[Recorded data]
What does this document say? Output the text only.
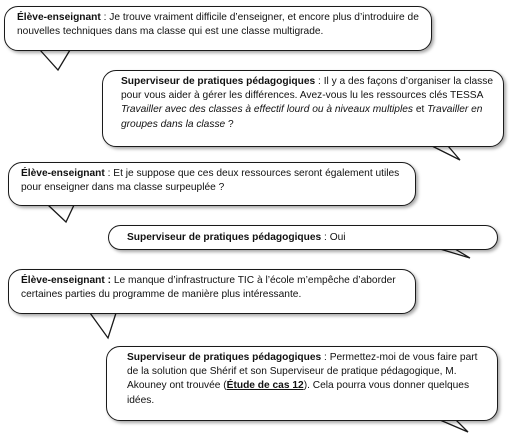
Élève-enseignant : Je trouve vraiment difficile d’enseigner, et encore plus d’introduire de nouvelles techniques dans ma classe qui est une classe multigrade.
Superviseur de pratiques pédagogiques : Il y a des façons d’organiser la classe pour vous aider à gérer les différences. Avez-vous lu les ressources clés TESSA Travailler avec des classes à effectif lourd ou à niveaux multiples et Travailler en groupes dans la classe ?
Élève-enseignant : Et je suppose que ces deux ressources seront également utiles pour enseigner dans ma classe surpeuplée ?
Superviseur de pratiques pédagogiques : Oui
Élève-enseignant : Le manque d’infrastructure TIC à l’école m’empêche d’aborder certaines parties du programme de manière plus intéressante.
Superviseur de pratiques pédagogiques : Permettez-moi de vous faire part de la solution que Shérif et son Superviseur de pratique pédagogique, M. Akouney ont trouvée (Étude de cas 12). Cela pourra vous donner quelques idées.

* [To do]: Using the listing above, say how many of its lines contain the string "vous", giving nothing but the figure.

* [Written reply]: 2